What you should do =>
Search the material for the word "氯和硫含量的测定" and copy each line that holds it.

________________________

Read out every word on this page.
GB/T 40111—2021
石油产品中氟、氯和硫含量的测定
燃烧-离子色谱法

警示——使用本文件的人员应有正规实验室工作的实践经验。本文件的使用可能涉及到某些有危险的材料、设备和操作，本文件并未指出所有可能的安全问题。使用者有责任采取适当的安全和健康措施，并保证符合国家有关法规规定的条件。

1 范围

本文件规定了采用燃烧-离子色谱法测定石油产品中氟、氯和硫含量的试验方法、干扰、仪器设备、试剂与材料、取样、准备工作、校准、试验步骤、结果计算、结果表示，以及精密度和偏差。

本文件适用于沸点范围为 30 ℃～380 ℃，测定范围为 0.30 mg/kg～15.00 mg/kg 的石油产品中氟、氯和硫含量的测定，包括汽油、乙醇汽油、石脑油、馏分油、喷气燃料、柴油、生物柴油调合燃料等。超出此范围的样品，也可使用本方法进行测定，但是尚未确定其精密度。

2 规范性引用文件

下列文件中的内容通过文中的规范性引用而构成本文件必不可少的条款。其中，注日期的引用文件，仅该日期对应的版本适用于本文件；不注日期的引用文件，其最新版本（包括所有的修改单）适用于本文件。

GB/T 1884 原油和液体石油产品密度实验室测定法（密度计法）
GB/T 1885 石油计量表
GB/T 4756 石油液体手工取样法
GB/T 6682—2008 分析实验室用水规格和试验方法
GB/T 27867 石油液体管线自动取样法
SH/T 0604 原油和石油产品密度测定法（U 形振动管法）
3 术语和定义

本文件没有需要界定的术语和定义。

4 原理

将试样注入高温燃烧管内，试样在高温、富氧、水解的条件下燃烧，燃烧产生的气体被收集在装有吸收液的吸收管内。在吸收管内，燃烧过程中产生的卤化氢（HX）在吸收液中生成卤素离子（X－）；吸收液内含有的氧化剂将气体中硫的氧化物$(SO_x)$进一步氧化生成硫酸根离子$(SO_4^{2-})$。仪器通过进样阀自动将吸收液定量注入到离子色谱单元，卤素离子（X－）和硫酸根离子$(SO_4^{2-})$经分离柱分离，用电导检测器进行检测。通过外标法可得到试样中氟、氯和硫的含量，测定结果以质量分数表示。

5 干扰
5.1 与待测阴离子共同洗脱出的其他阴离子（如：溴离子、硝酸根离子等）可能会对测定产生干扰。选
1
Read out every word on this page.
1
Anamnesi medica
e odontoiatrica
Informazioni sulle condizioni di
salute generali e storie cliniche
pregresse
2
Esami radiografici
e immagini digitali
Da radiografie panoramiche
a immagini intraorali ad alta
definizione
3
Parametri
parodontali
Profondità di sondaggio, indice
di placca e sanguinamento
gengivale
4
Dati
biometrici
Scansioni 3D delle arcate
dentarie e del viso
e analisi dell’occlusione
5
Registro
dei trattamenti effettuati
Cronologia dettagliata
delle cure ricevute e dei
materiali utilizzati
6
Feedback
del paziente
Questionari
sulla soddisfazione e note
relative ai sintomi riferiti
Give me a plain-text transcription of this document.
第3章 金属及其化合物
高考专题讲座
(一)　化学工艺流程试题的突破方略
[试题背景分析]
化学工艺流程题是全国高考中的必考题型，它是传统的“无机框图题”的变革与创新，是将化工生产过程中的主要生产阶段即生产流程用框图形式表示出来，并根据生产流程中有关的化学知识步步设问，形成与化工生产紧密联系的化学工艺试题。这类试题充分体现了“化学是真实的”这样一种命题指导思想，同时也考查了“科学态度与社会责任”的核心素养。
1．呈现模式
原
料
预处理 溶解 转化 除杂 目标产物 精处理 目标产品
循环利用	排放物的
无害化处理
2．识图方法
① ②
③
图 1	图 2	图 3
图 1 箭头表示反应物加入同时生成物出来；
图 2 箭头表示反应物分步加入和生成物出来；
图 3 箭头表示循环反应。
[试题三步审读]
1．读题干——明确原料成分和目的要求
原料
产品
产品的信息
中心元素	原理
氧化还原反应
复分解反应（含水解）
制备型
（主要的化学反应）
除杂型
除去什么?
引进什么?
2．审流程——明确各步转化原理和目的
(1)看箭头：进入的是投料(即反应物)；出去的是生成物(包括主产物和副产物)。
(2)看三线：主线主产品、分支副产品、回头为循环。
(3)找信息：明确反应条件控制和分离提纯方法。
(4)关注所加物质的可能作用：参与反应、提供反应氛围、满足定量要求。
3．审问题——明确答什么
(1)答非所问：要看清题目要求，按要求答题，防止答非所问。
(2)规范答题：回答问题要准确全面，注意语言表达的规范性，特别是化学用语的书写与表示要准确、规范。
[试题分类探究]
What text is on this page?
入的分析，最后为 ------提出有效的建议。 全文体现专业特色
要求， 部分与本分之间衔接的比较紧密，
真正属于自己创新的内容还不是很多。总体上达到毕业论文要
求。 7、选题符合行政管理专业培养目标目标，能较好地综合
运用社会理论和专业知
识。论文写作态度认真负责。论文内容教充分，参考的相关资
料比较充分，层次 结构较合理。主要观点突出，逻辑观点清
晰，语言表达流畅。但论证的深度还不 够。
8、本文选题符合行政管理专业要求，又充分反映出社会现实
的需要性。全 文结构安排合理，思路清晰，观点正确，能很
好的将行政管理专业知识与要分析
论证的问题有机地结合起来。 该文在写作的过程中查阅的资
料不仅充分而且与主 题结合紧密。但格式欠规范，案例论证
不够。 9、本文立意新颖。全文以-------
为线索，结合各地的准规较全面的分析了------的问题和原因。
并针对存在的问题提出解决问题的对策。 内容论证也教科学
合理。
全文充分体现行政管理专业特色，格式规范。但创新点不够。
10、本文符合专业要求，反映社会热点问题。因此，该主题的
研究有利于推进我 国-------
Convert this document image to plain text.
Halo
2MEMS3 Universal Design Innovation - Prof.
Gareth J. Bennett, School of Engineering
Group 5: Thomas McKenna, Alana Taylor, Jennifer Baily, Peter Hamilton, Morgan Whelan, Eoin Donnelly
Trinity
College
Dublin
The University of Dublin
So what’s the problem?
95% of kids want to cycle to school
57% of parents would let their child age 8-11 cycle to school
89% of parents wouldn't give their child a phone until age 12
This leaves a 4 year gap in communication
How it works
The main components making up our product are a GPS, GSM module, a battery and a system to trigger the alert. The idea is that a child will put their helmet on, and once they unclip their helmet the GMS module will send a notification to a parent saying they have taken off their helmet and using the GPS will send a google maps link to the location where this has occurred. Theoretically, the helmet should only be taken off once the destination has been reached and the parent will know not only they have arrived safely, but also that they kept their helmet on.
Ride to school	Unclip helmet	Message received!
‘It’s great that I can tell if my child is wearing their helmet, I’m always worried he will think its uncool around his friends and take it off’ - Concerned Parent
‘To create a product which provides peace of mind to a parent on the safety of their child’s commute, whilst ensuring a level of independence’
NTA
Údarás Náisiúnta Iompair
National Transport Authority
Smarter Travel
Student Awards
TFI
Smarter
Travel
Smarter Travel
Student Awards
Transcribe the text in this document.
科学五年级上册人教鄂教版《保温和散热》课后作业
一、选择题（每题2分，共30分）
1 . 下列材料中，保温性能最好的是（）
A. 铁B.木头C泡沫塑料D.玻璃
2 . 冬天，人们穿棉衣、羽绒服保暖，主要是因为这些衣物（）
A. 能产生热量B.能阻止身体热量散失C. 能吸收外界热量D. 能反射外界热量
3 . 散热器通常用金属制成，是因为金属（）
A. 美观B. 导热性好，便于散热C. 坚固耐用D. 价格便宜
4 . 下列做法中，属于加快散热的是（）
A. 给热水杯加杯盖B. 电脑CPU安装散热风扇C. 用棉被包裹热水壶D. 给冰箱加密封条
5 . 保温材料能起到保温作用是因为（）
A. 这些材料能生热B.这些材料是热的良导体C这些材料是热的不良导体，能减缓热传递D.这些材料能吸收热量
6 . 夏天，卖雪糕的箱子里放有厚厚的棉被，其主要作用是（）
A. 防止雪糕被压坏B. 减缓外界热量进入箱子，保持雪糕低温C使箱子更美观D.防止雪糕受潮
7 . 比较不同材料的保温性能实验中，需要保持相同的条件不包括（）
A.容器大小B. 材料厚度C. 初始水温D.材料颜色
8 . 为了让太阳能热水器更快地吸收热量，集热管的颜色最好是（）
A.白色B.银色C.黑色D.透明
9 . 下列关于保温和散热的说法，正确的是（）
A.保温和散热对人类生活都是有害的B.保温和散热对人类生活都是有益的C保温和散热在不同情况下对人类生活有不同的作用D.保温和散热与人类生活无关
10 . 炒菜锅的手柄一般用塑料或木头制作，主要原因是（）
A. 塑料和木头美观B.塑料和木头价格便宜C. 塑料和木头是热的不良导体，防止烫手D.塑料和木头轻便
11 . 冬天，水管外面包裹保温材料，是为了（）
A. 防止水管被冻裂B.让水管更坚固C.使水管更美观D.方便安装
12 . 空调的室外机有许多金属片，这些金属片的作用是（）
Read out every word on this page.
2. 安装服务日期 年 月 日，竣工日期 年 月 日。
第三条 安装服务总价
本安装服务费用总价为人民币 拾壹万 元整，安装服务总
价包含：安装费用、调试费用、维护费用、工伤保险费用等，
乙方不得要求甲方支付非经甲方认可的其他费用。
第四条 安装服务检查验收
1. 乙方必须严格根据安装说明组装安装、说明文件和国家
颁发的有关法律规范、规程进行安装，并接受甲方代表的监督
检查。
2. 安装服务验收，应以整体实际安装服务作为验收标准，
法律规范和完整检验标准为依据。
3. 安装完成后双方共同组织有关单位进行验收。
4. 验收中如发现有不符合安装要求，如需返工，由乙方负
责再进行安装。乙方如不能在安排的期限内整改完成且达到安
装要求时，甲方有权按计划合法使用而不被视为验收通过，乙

________________________

Result =>
石油产品中氟、氯和硫含量的测定
本文件适用于沸点范围为 30 ℃～380 ℃，测定范围为 0.30 mg/kg～15.00 mg/kg 的石油产品中氟、氯和硫含量的测定，包括汽油、乙醇汽油、石脑油、馏分油、喷气燃料、柴油、生物柴油调合燃料等。超出此范围的样品，也可使用本方法进行测定，但是尚未确定其精密度。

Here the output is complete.